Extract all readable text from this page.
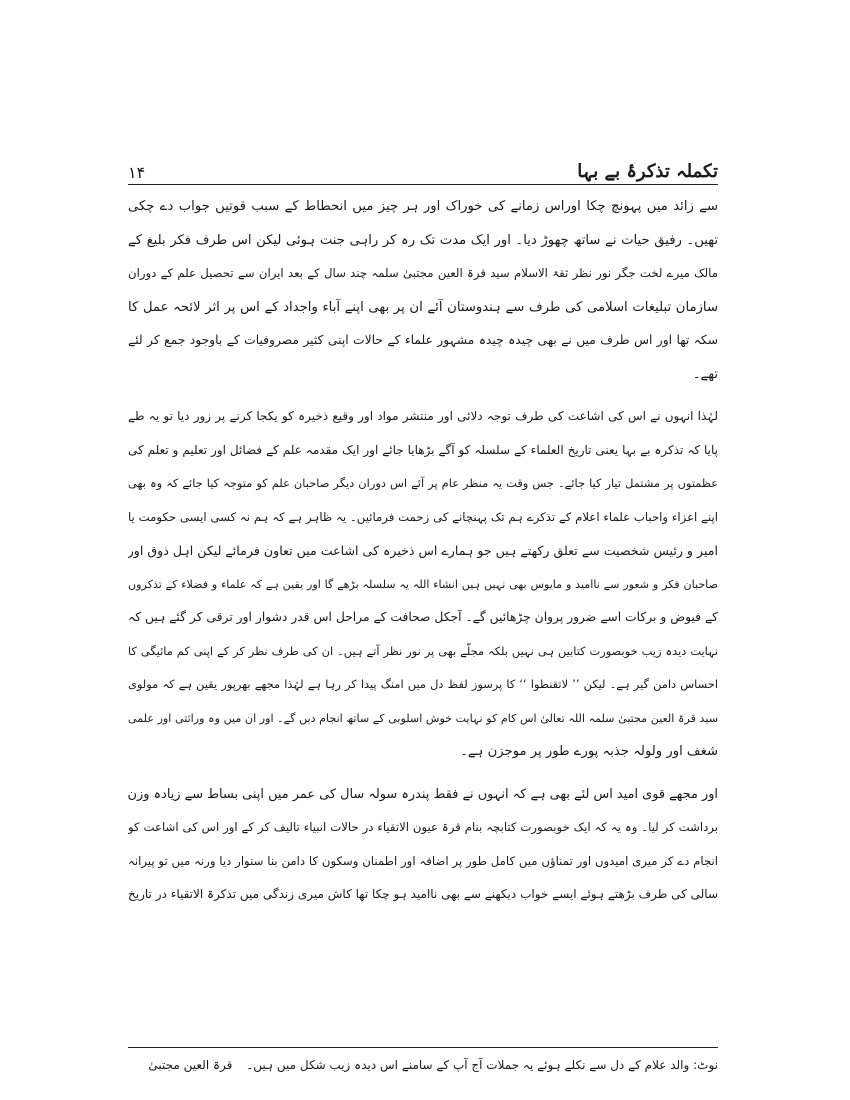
تکملہ تذکرۂ بے بہا
۱۴
سے زائد میں پہونچ چکا اوراس زمانے کی خوراک اور ہر چیز میں انحطاط کے سبب قوتیں جواب دے چکی
تھیں۔ رفیق حیات نے ساتھ چھوڑ دیا۔ اور ایک مدت تک رہ کر راہی جنت ہوئی لیکن اس طرف فکر بلیغ کے
مالک میرے لخت جگر نور نظر ثقۃ الاسلام سید قرۃ العین مجتبیٰ سلمہ چند سال کے بعد ایران سے تحصیل علم کے دوران
سازمان تبلیغات اسلامی کی طرف سے ہندوستان آئے ان پر بھی اپنے آباء واجداد کے اس پر اثر لائحہ عمل کا
سکہ تھا اور اس طرف میں نے بھی چیدہ چیدہ مشہور علماء کے حالات اپنی کثیر مصروفیات کے باوجود جمع کر لئے
تھے۔
لہٰذا انہوں نے اس کی اشاعت کی طرف توجہ دلائی اور منتشر مواد اور وقیع ذخیرہ کو یکجا کرنے پر زور دیا تو یہ طے
پایا کہ تذکرہ بے بہا یعنی تاریخ العلماء کے سلسلہ کو آگے بڑھایا جائے اور ایک مقدمہ علم کے فضائل اور تعلیم و تعلم کی
عظمتوں پر مشتمل تیار کیا جائے۔ جس وقت یہ منظر عام پر آئے اس دوران دیگر صاحبان علم کو متوجہ کیا جائے کہ وہ بھی
اپنے اعزاء واحباب علماء اعلام کے تذکرے ہم تک پہنچانے کی زحمت فرمائیں۔ یہ ظاہر ہے کہ ہم نہ کسی ایسی حکومت یا
امیر و رئیس شخصیت سے تعلق رکھتے ہیں جو ہمارے اس ذخیرہ کی اشاعت میں تعاون فرمائے لیکن اہل ذوق اور
صاحبان فکر و شعور سے ناامید و مایوس بھی نہیں ہیں انشاء اللہ یہ سلسلہ بڑھے گا اور یقین ہے کہ علماء و فضلاء کے تذکروں
کے فیوض و برکات اسے ضرور پروان چڑھائیں گے۔ آجکل صحافت کے مراحل اس قدر دشوار اور ترقی کر گئے ہیں کہ
نہایت دیدہ زیب خوبصورت کتابیں ہی نہیں بلکہ مجلّے بھی پر نور نظر آتے ہیں۔ ان کی طرف نظر کر کے اپنی کم مائیگی کا
احساس دامن گیر ہے۔ لیکن ’’ لاتقنطوا ‘‘ کا پرسوز لفظ دل میں امنگ پیدا کر رہا ہے لہٰذا مجھے بھرپور یقین ہے کہ مولوی
سید قرۃ العین مجتبیٰ سلمہ اللہ تعالیٰ اس کام کو نہایت خوش اسلوبی کے ساتھ انجام دیں گے۔ اور ان میں وہ وراثتی اور علمی
شغف اور ولولہ جذبہ پورے طور پر موجزن ہے۔
اور مجھے قوی امید اس لئے بھی ہے کہ انہوں نے فقط پندرہ سولہ سال کی عمر میں اپنی بساط سے زیادہ وزن
برداشت کر لیا۔ وہ یہ کہ ایک خوبصورت کتابچہ بنام قرۃ عیون الاتقیاء در حالات انبیاء تالیف کر کے اور اس کی اشاعت کو
انجام دے کر میری امیدوں اور تمناؤں میں کامل طور پر اضافہ اور اطمنان وسکون کا دامن بنا سنوار دیا ورنہ میں تو پیرانہ
سالی کی طرف بڑھتے ہوئے ایسے خواب دیکھنے سے بھی ناامید ہو چکا تھا کاش میری زندگی میں تذکرۃ الاتقیاء در تاریخ
نوٹ: والد علام کے دل سے نکلے ہوئے یہ جملات آج آپ کے سامنے اس دیدہ زیب شکل میں ہیں۔ قرۃ العین مجتبیٰ
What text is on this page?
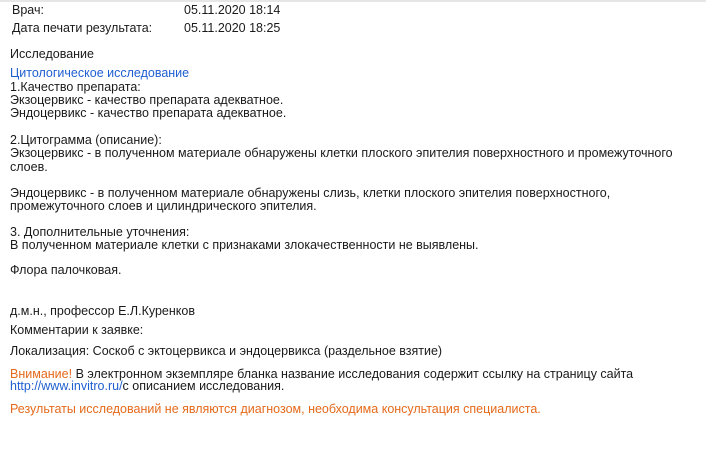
Врач:	05.11.2020 18:14
Дата печати результата:	05.11.2020 18:25
Исследование
Цитологическое исследование
1.Качество препарата:
Экзоцервикс - качество препарата адекватное.
Эндоцервикс - качество препарата адекватное.
2.Цитограмма (описание):
Экзоцервикс - в полученном материале обнаружены клетки плоского эпителия поверхностного и промежуточного
слоев.
Эндоцервикс - в полученном материале обнаружены слизь, клетки плоского эпителия поверхностного,
промежуточного слоев и цилиндрического эпителия.
3. Дополнительные уточнения:
В полученном материале клетки с признаками злокачественности не выявлены.
Флора палочковая.
д.м.н., профессор Е.Л.Куренков
Комментарии к заявке:
Локализация: Соскоб с эктоцервикса и эндоцервикса (раздельное взятие)
Внимание! В электронном экземпляре бланка название исследования содержит ссылку на страницу сайта
http://www.invitro.ru/с описанием исследования.
Результаты исследований не являются диагнозом, необходима консультация специалиста.
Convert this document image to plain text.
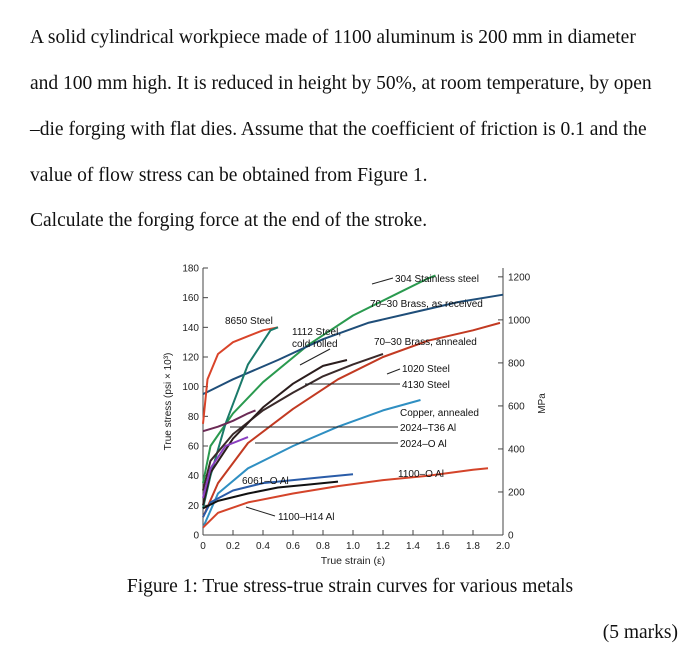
A solid cylindrical workpiece made of 1100 aluminum is 200 mm in diameter

and 100 mm high. It is reduced in height by 50%, at room temperature, by open

–die forging with flat dies. Assume that the coefficient of friction is 0.1 and the

value of flow stress can be obtained from Figure 1.

Calculate the forging force at the end of the stroke.

0
20
40
60
80
100
120
140
160
180
0 0.2 0.4 0.6 0.8 1.0 1.2 1.4 1.6 1.8 2.0
0
200
400
600
800
1000
1200
True strain (ε)
True stress (psi × 10³)	MPa
304 Stainless steel
70–30 Brass, as received
8650 Steel
1112 Steel,
cold rolled	70–30 Brass, annealed
1020 Steel
4130 Steel
Copper, annealed
2024–T36 Al
2024–O Al
1100–O Al
6061–O Al
1100–H14 Al
Figure 1: True stress-true strain curves for various metals
(5 marks)
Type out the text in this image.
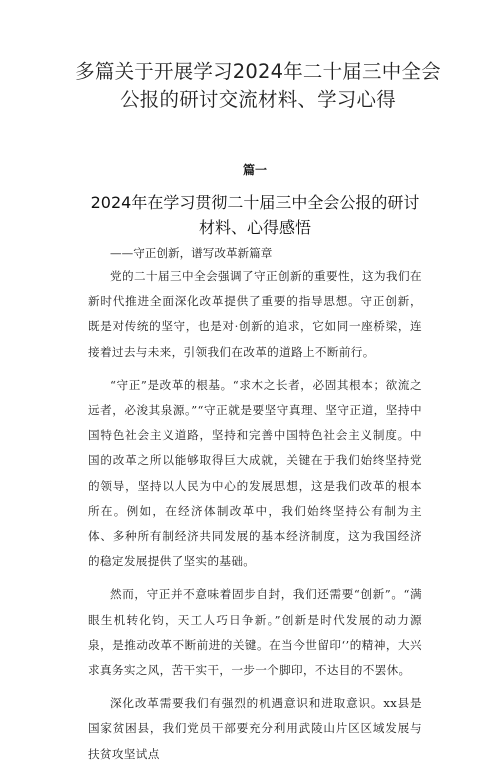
多篇关于开展学习2024年二十届三中全会
公报的研讨交流材料、学习心得
篇一
2024年在学习贯彻二十届三中全会公报的研讨
材料、心得感悟
——守正创新，谱写改革新篇章

党的二十届三中全会强调了守正创新的重要性，这为我们在新时代推进全面深化改革提供了重要的指导思想。守正创新，既是对传统的坚守，也是对·创新的追求，它如同一座桥梁，连接着过去与未来，引领我们在改革的道路上不断前行。

“守正”是改革的根基。“求木之长者，必固其根本；欲流之远者，必浚其泉源。”“守正就是要坚守真理、坚守正道，坚持中国特色社会主义道路，坚持和完善中国特色社会主义制度。中国的改革之所以能够取得巨大成就，关键在于我们始终坚持党的领导，坚持以人民为中心的发展思想，这是我们改革的根本所在。例如，在经济体制改革中，我们始终坚持公有制为主体、多种所有制经济共同发展的基本经济制度，这为我国经济的稳定发展提供了坚实的基础。

然而，守正并不意味着固步自封，我们还需要“创新”。“满眼生机转化钧，天工人巧日争新。”创新是时代发展的动力源泉，是推动改革不断前进的关键。在当今世留印‘’的精神，大兴求真务实之风，苦干实干，一步一个脚印，不达目的不罢休。

深化改革需要我们有强烈的机遇意识和进取意识。xx县是国家贫困县，我们党员干部要充分利用武陵山片区区域发展与扶贫攻坚试点
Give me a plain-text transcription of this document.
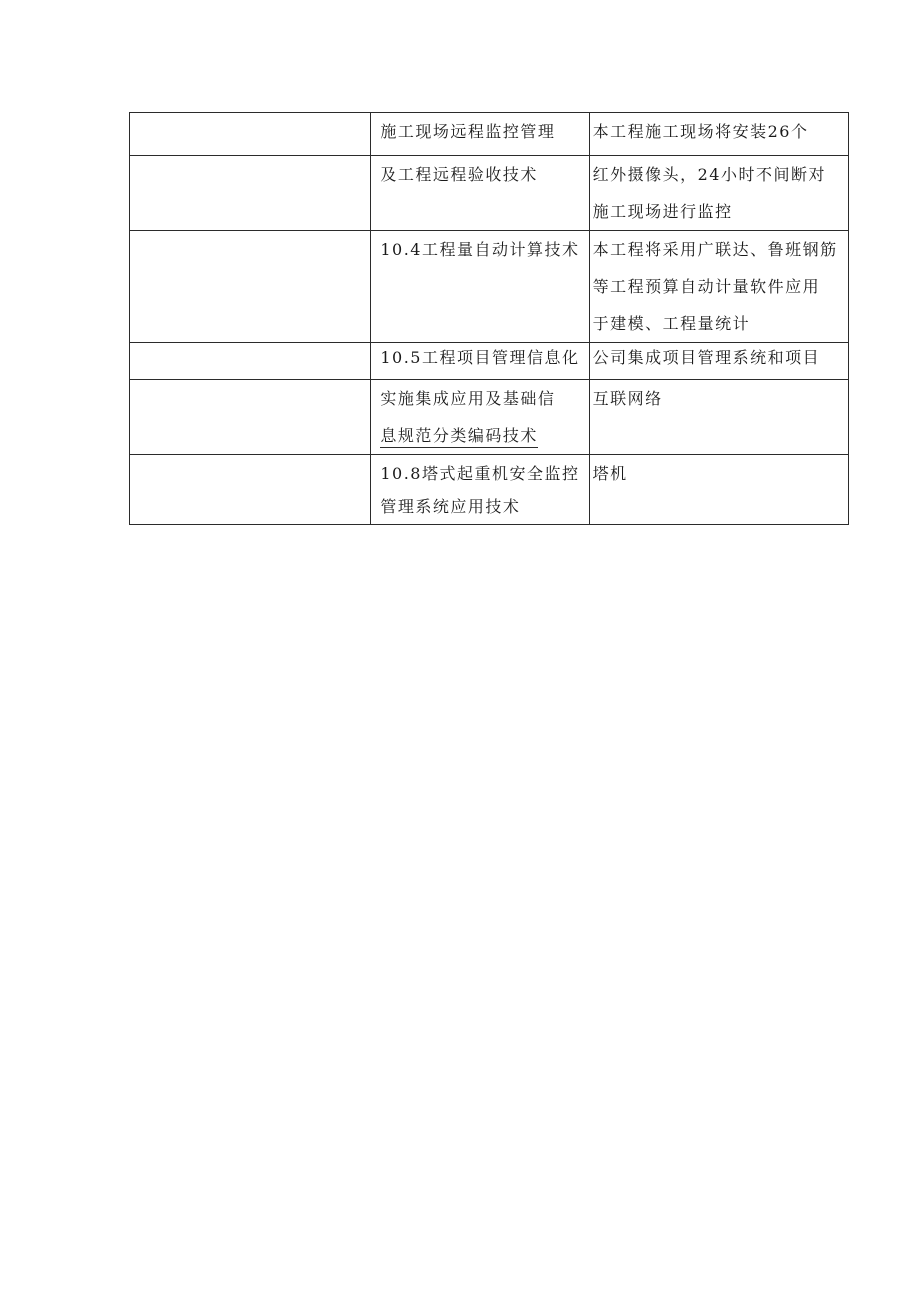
	施工现场远程监控管理	本工程施工现场将安装26个

	及工程远程验收技术	红外摄像头，24小时不间断对
施工现场进行监控

	10.4工程量自动计算技术	本工程将采用广联达、鲁班钢筋
等工程预算自动计量软件应用
于建模、工程量统计

	10.5工程项目管理信息化	公司集成项目管理系统和项目

	实施集成应用及基础信
息规范分类编码技术	互联网络

	10.8塔式起重机安全监控
管理系统应用技术	塔机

### Problem requirements
Keep only the lines that hold the string "صاحبان", and copy them out.

### Response to this task
عظمتوں پر مشتمل تیار کیا جائے۔ جس وقت یہ منظر عام پر آئے اس دوران دیگر صاحبان علم کو متوجہ کیا جائے کہ وہ بھی
صاحبان فکر و شعور سے ناامید و مایوس بھی نہیں ہیں انشاء اللہ یہ سلسلہ بڑھے گا اور یقین ہے کہ علماء و فضلاء کے تذکروں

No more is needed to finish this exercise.